**Study text**
Ragnhild Butenschøn, née Jakhelln (21 September 1912 – 3 September 1992) was a Norwegian sculptor. She was especially known for her church art.

==Personal life==
She was born in Kristiania (now Oslo), Norway, She was a daughter of major Alf Jakhelln (1883–1947) and Agnes Prebensen (1884–1923). After he mother's death when she was eleven, she was raised by an uncle and aunt in Østerdalen. She was trained in Budapest by Vilmos Aba-Novák in 1934 and at the Norwegian National Academy of Craft and Art Industry (Statens håndverks- og kunstindustriskole) by Wilhelm Rasmussen. She also took a summer course with Per Palle Storm.

In 1936 she married publisher Barthold A. Butenschøn with whom she had five children. She was a daughter-in-law of Barthold A. Butenschøn, Sr., and the mother of Hans Barthold Butenschøn, Peter Butenschøn and Nils Butenschøn.

(Dataset excerpts)
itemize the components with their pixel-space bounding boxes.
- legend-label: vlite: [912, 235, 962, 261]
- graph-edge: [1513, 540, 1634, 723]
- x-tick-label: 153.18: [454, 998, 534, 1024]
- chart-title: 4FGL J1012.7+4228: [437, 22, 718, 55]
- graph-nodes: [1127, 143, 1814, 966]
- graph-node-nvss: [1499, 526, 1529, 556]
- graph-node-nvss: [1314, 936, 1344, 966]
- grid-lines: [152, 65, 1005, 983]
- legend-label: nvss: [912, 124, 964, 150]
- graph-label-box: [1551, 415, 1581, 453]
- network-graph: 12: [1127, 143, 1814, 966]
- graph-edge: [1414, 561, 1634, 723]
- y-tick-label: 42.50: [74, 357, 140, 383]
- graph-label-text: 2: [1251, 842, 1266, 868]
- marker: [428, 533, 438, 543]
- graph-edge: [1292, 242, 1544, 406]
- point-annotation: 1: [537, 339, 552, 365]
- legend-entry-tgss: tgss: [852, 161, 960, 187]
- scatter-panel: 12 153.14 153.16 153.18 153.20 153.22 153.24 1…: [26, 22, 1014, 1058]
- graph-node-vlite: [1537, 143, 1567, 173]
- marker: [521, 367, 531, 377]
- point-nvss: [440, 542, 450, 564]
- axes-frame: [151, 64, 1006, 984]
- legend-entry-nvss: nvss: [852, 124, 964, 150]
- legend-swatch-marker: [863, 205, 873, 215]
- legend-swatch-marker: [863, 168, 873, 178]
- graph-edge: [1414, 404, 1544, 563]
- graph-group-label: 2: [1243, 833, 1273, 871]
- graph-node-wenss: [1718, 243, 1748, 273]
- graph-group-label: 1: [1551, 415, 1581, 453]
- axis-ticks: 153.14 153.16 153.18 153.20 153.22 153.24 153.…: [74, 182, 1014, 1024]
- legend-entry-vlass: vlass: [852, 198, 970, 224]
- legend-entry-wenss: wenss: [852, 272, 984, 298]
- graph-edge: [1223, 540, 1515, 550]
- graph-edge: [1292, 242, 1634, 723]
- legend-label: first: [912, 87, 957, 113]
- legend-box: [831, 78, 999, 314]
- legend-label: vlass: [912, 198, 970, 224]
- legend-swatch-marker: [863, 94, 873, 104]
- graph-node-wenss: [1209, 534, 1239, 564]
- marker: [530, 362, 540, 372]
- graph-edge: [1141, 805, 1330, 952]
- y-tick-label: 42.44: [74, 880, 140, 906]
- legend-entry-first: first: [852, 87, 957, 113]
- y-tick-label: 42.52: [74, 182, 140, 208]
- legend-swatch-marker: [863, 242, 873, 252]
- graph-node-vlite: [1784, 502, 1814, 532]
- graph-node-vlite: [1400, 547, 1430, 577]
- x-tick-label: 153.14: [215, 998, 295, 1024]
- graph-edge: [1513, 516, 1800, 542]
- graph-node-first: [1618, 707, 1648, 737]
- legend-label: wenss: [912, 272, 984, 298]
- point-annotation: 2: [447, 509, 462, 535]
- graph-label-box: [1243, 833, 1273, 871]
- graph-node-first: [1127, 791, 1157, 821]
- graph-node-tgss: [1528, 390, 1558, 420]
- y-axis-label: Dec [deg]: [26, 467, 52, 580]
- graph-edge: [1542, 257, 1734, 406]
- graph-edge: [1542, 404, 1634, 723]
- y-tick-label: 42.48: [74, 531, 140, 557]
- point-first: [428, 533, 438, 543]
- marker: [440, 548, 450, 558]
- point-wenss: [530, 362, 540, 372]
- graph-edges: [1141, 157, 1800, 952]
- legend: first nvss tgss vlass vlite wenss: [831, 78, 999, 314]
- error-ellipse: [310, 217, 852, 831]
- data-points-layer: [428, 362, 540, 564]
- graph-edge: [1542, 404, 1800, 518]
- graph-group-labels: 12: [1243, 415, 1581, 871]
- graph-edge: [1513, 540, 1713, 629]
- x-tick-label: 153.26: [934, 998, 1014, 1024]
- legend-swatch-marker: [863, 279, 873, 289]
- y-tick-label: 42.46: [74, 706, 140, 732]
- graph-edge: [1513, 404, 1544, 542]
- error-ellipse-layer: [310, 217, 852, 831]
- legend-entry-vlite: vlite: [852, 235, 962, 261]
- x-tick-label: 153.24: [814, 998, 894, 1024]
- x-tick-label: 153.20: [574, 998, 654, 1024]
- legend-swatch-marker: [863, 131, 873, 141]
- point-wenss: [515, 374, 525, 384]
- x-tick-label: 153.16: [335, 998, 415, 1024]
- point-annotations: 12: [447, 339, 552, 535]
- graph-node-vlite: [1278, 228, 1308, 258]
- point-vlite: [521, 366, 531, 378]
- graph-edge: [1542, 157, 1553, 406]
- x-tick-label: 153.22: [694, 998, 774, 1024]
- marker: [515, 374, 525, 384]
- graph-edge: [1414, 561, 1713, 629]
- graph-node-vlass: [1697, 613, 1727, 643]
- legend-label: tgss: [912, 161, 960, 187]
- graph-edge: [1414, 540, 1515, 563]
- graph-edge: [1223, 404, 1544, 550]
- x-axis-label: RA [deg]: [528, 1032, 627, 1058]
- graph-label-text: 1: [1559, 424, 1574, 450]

**Task statement**
According to the text on Ragnhild Butenschøn, who trained her in Budapest? Please also give the year.

**Task response**
Vilmos Aba-Novák trained her in Budapest in 1934.